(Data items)
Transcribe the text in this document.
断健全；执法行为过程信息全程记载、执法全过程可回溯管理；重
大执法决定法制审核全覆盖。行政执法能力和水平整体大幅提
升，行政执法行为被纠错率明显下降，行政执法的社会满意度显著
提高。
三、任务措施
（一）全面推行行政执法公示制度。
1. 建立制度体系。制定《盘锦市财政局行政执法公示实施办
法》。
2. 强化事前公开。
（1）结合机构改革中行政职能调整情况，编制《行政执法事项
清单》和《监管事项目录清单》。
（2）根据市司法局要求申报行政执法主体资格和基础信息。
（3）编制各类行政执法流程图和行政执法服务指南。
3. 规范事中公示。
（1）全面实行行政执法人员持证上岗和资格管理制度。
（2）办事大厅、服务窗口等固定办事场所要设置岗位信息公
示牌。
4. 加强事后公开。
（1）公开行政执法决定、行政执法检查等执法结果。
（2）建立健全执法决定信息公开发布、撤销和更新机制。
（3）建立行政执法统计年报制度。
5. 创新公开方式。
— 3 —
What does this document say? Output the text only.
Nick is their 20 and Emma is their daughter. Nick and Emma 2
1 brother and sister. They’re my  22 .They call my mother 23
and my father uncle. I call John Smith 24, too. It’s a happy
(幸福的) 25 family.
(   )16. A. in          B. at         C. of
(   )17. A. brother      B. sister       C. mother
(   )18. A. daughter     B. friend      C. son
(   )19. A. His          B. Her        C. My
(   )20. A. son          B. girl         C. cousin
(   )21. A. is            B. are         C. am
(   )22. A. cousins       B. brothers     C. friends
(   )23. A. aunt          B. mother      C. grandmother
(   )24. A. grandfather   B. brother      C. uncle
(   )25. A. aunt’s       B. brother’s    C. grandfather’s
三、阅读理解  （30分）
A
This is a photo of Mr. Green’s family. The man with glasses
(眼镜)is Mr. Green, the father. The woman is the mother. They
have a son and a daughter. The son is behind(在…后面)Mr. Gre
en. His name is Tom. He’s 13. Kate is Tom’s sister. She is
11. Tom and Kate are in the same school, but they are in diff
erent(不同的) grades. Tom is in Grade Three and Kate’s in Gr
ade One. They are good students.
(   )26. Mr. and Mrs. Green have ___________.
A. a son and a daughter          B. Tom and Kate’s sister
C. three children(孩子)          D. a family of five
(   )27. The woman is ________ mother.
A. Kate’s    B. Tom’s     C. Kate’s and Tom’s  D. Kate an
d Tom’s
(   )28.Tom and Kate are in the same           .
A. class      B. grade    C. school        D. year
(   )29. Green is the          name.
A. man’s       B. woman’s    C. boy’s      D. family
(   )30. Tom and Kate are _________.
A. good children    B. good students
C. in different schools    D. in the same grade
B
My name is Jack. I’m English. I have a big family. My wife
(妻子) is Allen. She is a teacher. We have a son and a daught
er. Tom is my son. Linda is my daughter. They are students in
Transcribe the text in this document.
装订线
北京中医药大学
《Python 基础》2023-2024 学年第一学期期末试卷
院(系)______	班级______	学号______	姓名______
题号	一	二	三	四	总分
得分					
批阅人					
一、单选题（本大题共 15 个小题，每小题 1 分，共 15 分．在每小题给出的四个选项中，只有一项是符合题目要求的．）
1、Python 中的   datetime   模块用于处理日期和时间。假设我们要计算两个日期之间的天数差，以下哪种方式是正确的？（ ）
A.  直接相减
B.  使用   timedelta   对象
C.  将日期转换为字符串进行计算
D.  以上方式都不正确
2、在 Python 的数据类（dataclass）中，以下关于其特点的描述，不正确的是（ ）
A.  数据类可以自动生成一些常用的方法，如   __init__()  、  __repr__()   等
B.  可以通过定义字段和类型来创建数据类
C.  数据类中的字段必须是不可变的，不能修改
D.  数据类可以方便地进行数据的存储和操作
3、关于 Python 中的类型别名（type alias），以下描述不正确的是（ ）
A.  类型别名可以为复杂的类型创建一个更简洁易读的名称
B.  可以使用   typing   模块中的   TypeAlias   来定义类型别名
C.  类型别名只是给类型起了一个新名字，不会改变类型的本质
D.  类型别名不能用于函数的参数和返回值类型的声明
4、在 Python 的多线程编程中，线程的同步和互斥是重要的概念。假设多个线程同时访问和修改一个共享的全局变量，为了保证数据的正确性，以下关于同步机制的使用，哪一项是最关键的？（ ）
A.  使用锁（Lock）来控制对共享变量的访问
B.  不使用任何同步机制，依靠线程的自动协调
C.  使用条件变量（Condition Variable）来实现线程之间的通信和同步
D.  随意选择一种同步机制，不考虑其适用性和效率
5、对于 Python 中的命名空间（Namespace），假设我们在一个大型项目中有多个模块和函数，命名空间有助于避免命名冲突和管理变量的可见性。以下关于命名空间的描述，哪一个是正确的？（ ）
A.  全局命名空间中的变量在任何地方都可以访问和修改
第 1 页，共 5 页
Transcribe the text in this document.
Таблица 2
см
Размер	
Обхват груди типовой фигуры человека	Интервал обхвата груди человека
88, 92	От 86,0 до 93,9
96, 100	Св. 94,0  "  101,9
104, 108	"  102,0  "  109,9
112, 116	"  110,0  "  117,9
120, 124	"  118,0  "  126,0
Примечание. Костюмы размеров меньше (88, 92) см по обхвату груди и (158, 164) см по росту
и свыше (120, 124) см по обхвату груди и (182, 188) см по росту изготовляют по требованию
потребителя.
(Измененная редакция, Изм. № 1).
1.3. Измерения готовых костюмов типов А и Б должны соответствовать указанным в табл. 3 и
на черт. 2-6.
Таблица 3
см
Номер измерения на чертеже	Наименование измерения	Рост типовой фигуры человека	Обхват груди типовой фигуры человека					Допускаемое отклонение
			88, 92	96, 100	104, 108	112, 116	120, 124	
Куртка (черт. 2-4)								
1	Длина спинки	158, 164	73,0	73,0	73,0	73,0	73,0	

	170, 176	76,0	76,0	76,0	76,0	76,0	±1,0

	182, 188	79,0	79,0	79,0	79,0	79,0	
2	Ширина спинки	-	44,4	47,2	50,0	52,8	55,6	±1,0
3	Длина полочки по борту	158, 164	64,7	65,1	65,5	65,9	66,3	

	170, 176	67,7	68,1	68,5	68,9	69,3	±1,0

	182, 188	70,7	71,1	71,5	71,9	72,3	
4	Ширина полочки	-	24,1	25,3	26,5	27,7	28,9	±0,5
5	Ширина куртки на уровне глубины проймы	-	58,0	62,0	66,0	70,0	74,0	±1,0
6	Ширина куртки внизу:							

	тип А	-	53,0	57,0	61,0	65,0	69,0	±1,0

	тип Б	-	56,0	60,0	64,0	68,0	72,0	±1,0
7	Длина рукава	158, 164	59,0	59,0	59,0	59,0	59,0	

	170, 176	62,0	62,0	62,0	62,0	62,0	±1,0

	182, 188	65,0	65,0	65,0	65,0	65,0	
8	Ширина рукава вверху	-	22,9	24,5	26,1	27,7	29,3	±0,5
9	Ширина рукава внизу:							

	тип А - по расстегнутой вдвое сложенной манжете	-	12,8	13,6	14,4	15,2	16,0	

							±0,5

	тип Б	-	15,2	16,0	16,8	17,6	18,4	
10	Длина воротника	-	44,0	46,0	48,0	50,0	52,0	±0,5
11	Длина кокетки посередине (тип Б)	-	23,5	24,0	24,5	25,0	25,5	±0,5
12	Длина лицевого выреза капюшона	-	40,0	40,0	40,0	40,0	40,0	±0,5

**The request:**
Repeat all the entries exactly as given.

**Completed task:**
Transcribe the text in this document.
断健全；执法行为过程信息全程记载、执法全过程可回溯管理；重
大执法决定法制审核全覆盖。行政执法能力和水平整体大幅提
升，行政执法行为被纠错率明显下降，行政执法的社会满意度显著
提高。
三、任务措施
（一）全面推行行政执法公示制度。
1. 建立制度体系。制定《盘锦市财政局行政执法公示实施办
法》。
2. 强化事前公开。
（1）结合机构改革中行政职能调整情况，编制《行政执法事项
清单》和《监管事项目录清单》。
（2）根据市司法局要求申报行政执法主体资格和基础信息。
（3）编制各类行政执法流程图和行政执法服务指南。
3. 规范事中公示。
（1）全面实行行政执法人员持证上岗和资格管理制度。
（2）办事大厅、服务窗口等固定办事场所要设置岗位信息公
示牌。
4. 加强事后公开。
（1）公开行政执法决定、行政执法检查等执法结果。
（2）建立健全执法决定信息公开发布、撤销和更新机制。
（3）建立行政执法统计年报制度。
5. 创新公开方式。
— 3 —
What does this document say? Output the text only.
Nick is their 20 and Emma is their daughter. Nick and Emma 2
1 brother and sister. They’re my  22 .They call my mother 23
and my father uncle. I call John Smith 24, too. It’s a happy
(幸福的) 25 family.
(   )16. A. in          B. at         C. of
(   )17. A. brother      B. sister       C. mother
(   )18. A. daughter     B. friend      C. son
(   )19. A. His          B. Her        C. My
(   )20. A. son          B. girl         C. cousin
(   )21. A. is            B. are         C. am
(   )22. A. cousins       B. brothers     C. friends
(   )23. A. aunt          B. mother      C. grandmother
(   )24. A. grandfather   B. brother      C. uncle
(   )25. A. aunt’s       B. brother’s    C. grandfather’s
三、阅读理解  （30分）
A
This is a photo of Mr. Green’s family. The man with glasses
(眼镜)is Mr. Green, the father. The woman is the mother. They
have a son and a daughter. The son is behind(在…后面)Mr. Gre
en. His name is Tom. He’s 13. Kate is Tom’s sister. She is
11. Tom and Kate are in the same school, but they are in diff
erent(不同的) grades. Tom is in Grade Three and Kate’s in Gr
ade One. They are good students.
(   )26. Mr. and Mrs. Green have ___________.
A. a son and a daughter          B. Tom and Kate’s sister
C. three children(孩子)          D. a family of five
(   )27. The woman is ________ mother.
A. Kate’s    B. Tom’s     C. Kate’s and Tom’s  D. Kate an
d Tom’s
(   )28.Tom and Kate are in the same           .
A. class      B. grade    C. school        D. year
(   )29. Green is the          name.
A. man’s       B. woman’s    C. boy’s      D. family
(   )30. Tom and Kate are _________.
A. good children    B. good students
C. in different schools    D. in the same grade
B
My name is Jack. I’m English. I have a big family. My wife
(妻子) is Allen. She is a teacher. We have a son and a daught
er. Tom is my son. Linda is my daughter. They are students in
Transcribe the text in this document.
装订线
北京中医药大学
《Python 基础》2023-2024 学年第一学期期末试卷
院(系)______	班级______	学号______	姓名______
题号	一	二	三	四	总分
得分					
批阅人					
一、单选题（本大题共 15 个小题，每小题 1 分，共 15 分．在每小题给出的四个选项中，只有一项是符合题目要求的．）
1、Python 中的   datetime   模块用于处理日期和时间。假设我们要计算两个日期之间的天数差，以下哪种方式是正确的？（ ）
A.  直接相减
B.  使用   timedelta   对象
C.  将日期转换为字符串进行计算
D.  以上方式都不正确
2、在 Python 的数据类（dataclass）中，以下关于其特点的描述，不正确的是（ ）
A.  数据类可以自动生成一些常用的方法，如   __init__()  、  __repr__()   等
B.  可以通过定义字段和类型来创建数据类
C.  数据类中的字段必须是不可变的，不能修改
D.  数据类可以方便地进行数据的存储和操作
3、关于 Python 中的类型别名（type alias），以下描述不正确的是（ ）
A.  类型别名可以为复杂的类型创建一个更简洁易读的名称
B.  可以使用   typing   模块中的   TypeAlias   来定义类型别名
C.  类型别名只是给类型起了一个新名字，不会改变类型的本质
D.  类型别名不能用于函数的参数和返回值类型的声明
4、在 Python 的多线程编程中，线程的同步和互斥是重要的概念。假设多个线程同时访问和修改一个共享的全局变量，为了保证数据的正确性，以下关于同步机制的使用，哪一项是最关键的？（ ）
A.  使用锁（Lock）来控制对共享变量的访问
B.  不使用任何同步机制，依靠线程的自动协调
C.  使用条件变量（Condition Variable）来实现线程之间的通信和同步
D.  随意选择一种同步机制，不考虑其适用性和效率
5、对于 Python 中的命名空间（Namespace），假设我们在一个大型项目中有多个模块和函数，命名空间有助于避免命名冲突和管理变量的可见性。以下关于命名空间的描述，哪一个是正确的？（ ）
A.  全局命名空间中的变量在任何地方都可以访问和修改
第 1 页，共 5 页
Transcribe the text in this document.
Таблица 2
см
Размер	
Обхват груди типовой фигуры человека	Интервал обхвата груди человека
88, 92	От 86,0 до 93,9
96, 100	Св. 94,0  "  101,9
104, 108	"  102,0  "  109,9
112, 116	"  110,0  "  117,9
120, 124	"  118,0  "  126,0
Примечание. Костюмы размеров меньше (88, 92) см по обхвату груди и (158, 164) см по росту
и свыше (120, 124) см по обхвату груди и (182, 188) см по росту изготовляют по требованию
потребителя.
(Измененная редакция, Изм. № 1).
1.3. Измерения готовых костюмов типов А и Б должны соответствовать указанным в табл. 3 и
на черт. 2-6.
Таблица 3
см
Номер измерения на чертеже	Наименование измерения	Рост типовой фигуры человека	Обхват груди типовой фигуры человека					Допускаемое отклонение
			88, 92	96, 100	104, 108	112, 116	120, 124	
Куртка (черт. 2-4)								
1	Длина спинки	158, 164	73,0	73,0	73,0	73,0	73,0	

	170, 176	76,0	76,0	76,0	76,0	76,0	±1,0

	182, 188	79,0	79,0	79,0	79,0	79,0	
2	Ширина спинки	-	44,4	47,2	50,0	52,8	55,6	±1,0
3	Длина полочки по борту	158, 164	64,7	65,1	65,5	65,9	66,3	

	170, 176	67,7	68,1	68,5	68,9	69,3	±1,0

	182, 188	70,7	71,1	71,5	71,9	72,3	
4	Ширина полочки	-	24,1	25,3	26,5	27,7	28,9	±0,5
5	Ширина куртки на уровне глубины проймы	-	58,0	62,0	66,0	70,0	74,0	±1,0
6	Ширина куртки внизу:							

	тип А	-	53,0	57,0	61,0	65,0	69,0	±1,0

	тип Б	-	56,0	60,0	64,0	68,0	72,0	±1,0
7	Длина рукава	158, 164	59,0	59,0	59,0	59,0	59,0	

	170, 176	62,0	62,0	62,0	62,0	62,0	±1,0

	182, 188	65,0	65,0	65,0	65,0	65,0	
8	Ширина рукава вверху	-	22,9	24,5	26,1	27,7	29,3	±0,5
9	Ширина рукава внизу:							

	тип А - по расстегнутой вдвое сложенной манжете	-	12,8	13,6	14,4	15,2	16,0	

							±0,5

	тип Б	-	15,2	16,0	16,8	17,6	18,4	
10	Длина воротника	-	44,0	46,0	48,0	50,0	52,0	±0,5
11	Длина кокетки посередине (тип Б)	-	23,5	24,0	24,5	25,0	25,5	±0,5
12	Длина лицевого выреза капюшона	-	40,0	40,0	40,0	40,0	40,0	±0,5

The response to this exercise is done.